Records from a collection of figures:

#####

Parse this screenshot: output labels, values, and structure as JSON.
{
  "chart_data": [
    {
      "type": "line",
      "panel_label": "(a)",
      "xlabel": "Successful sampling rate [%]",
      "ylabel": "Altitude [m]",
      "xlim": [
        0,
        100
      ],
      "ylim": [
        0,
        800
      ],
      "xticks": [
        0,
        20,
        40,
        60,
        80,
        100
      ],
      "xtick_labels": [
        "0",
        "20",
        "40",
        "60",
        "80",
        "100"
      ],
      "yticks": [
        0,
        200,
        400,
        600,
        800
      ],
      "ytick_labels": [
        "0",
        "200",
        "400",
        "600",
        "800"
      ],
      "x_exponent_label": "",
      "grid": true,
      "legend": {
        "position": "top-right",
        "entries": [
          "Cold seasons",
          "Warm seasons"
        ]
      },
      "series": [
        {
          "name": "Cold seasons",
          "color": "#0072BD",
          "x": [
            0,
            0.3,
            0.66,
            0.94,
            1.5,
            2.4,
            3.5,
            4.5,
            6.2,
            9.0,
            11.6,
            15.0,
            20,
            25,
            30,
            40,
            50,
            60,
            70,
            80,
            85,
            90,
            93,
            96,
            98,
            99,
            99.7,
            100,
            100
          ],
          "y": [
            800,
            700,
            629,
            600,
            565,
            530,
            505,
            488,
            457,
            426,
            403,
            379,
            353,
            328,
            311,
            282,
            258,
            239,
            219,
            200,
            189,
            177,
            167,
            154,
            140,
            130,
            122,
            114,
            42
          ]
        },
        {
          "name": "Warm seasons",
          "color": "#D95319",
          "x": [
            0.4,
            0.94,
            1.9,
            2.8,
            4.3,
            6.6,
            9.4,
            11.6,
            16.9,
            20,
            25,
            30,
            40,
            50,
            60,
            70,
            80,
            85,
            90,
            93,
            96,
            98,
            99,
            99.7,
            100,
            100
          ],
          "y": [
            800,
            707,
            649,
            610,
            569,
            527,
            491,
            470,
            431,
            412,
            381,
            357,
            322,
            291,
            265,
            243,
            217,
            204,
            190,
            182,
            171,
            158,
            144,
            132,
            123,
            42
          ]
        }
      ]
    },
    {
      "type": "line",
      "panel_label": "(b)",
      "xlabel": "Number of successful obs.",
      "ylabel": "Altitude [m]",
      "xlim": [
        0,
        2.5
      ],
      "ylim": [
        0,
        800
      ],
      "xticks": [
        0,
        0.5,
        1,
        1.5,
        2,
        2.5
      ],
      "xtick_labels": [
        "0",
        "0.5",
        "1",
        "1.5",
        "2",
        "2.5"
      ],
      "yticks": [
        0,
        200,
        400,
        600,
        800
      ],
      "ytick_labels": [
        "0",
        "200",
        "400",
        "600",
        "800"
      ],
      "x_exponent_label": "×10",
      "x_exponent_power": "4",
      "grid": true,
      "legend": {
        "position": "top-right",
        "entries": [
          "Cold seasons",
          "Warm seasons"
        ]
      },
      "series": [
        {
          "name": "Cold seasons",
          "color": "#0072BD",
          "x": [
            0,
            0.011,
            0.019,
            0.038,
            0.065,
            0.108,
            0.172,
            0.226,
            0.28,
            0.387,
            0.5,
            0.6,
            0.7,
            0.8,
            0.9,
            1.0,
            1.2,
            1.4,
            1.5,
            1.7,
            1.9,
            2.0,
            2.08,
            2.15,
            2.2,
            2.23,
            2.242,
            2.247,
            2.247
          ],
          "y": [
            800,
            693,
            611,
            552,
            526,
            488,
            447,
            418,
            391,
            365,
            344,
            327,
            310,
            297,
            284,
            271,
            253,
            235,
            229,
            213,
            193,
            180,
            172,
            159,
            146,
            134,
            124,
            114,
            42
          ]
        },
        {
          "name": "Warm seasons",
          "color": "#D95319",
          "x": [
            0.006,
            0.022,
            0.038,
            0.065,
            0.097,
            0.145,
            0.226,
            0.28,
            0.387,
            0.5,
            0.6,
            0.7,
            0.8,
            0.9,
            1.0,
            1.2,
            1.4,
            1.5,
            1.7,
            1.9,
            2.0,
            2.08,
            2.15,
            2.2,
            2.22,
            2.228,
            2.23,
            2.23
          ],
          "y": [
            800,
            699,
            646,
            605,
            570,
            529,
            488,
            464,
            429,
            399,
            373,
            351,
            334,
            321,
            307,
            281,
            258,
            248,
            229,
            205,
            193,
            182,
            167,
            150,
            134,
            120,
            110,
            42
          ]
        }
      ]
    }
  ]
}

#####

→ **TASK STATEMENT**: Each record above should be restated word for word.

→ **THE RESPONSE**:
Parse this screenshot: output labels, values, and structure as JSON.
{
  "chart_data": [
    {
      "type": "line",
      "panel_label": "(a)",
      "xlabel": "Successful sampling rate [%]",
      "ylabel": "Altitude [m]",
      "xlim": [
        0,
        100
      ],
      "ylim": [
        0,
        800
      ],
      "xticks": [
        0,
        20,
        40,
        60,
        80,
        100
      ],
      "xtick_labels": [
        "0",
        "20",
        "40",
        "60",
        "80",
        "100"
      ],
      "yticks": [
        0,
        200,
        400,
        600,
        800
      ],
      "ytick_labels": [
        "0",
        "200",
        "400",
        "600",
        "800"
      ],
      "x_exponent_label": "",
      "grid": true,
      "legend": {
        "position": "top-right",
        "entries": [
          "Cold seasons",
          "Warm seasons"
        ]
      },
      "series": [
        {
          "name": "Cold seasons",
          "color": "#0072BD",
          "x": [
            0,
            0.3,
            0.66,
            0.94,
            1.5,
            2.4,
            3.5,
            4.5,
            6.2,
            9.0,
            11.6,
            15.0,
            20,
            25,
            30,
            40,
            50,
            60,
            70,
            80,
            85,
            90,
            93,
            96,
            98,
            99,
            99.7,
            100,
            100
          ],
          "y": [
            800,
            700,
            629,
            600,
            565,
            530,
            505,
            488,
            457,
            426,
            403,
            379,
            353,
            328,
            311,
            282,
            258,
            239,
            219,
            200,
            189,
            177,
            167,
            154,
            140,
            130,
            122,
            114,
            42
          ]
        },
        {
          "name": "Warm seasons",
          "color": "#D95319",
          "x": [
            0.4,
            0.94,
            1.9,
            2.8,
            4.3,
            6.6,
            9.4,
            11.6,
            16.9,
            20,
            25,
            30,
            40,
            50,
            60,
            70,
            80,
            85,
            90,
            93,
            96,
            98,
            99,
            99.7,
            100,
            100
          ],
          "y": [
            800,
            707,
            649,
            610,
            569,
            527,
            491,
            470,
            431,
            412,
            381,
            357,
            322,
            291,
            265,
            243,
            217,
            204,
            190,
            182,
            171,
            158,
            144,
            132,
            123,
            42
          ]
        }
      ]
    },
    {
      "type": "line",
      "panel_label": "(b)",
      "xlabel": "Number of successful obs.",
      "ylabel": "Altitude [m]",
      "xlim": [
        0,
        2.5
      ],
      "ylim": [
        0,
        800
      ],
      "xticks": [
        0,
        0.5,
        1,
        1.5,
        2,
        2.5
      ],
      "xtick_labels": [
        "0",
        "0.5",
        "1",
        "1.5",
        "2",
        "2.5"
      ],
      "yticks": [
        0,
        200,
        400,
        600,
        800
      ],
      "ytick_labels": [
        "0",
        "200",
        "400",
        "600",
        "800"
      ],
      "x_exponent_label": "×10",
      "x_exponent_power": "4",
      "grid": true,
      "legend": {
        "position": "top-right",
        "entries": [
          "Cold seasons",
          "Warm seasons"
        ]
      },
      "series": [
        {
          "name": "Cold seasons",
          "color": "#0072BD",
          "x": [
            0,
            0.011,
            0.019,
            0.038,
            0.065,
            0.108,
            0.172,
            0.226,
            0.28,
            0.387,
            0.5,
            0.6,
            0.7,
            0.8,
            0.9,
            1.0,
            1.2,
            1.4,
            1.5,
            1.7,
            1.9,
            2.0,
            2.08,
            2.15,
            2.2,
            2.23,
            2.242,
            2.247,
            2.247
          ],
          "y": [
            800,
            693,
            611,
            552,
            526,
            488,
            447,
            418,
            391,
            365,
            344,
            327,
            310,
            297,
            284,
            271,
            253,
            235,
            229,
            213,
            193,
            180,
            172,
            159,
            146,
            134,
            124,
            114,
            42
          ]
        },
        {
          "name": "Warm seasons",
          "color": "#D95319",
          "x": [
            0.006,
            0.022,
            0.038,
            0.065,
            0.097,
            0.145,
            0.226,
            0.28,
            0.387,
            0.5,
            0.6,
            0.7,
            0.8,
            0.9,
            1.0,
            1.2,
            1.4,
            1.5,
            1.7,
            1.9,
            2.0,
            2.08,
            2.15,
            2.2,
            2.22,
            2.228,
            2.23,
            2.23
          ],
          "y": [
            800,
            699,
            646,
            605,
            570,
            529,
            488,
            464,
            429,
            399,
            373,
            351,
            334,
            321,
            307,
            281,
            258,
            248,
            229,
            205,
            193,
            182,
            167,
            150,
            134,
            120,
            110,
            42
          ]
        }
      ]
    }
  ]
}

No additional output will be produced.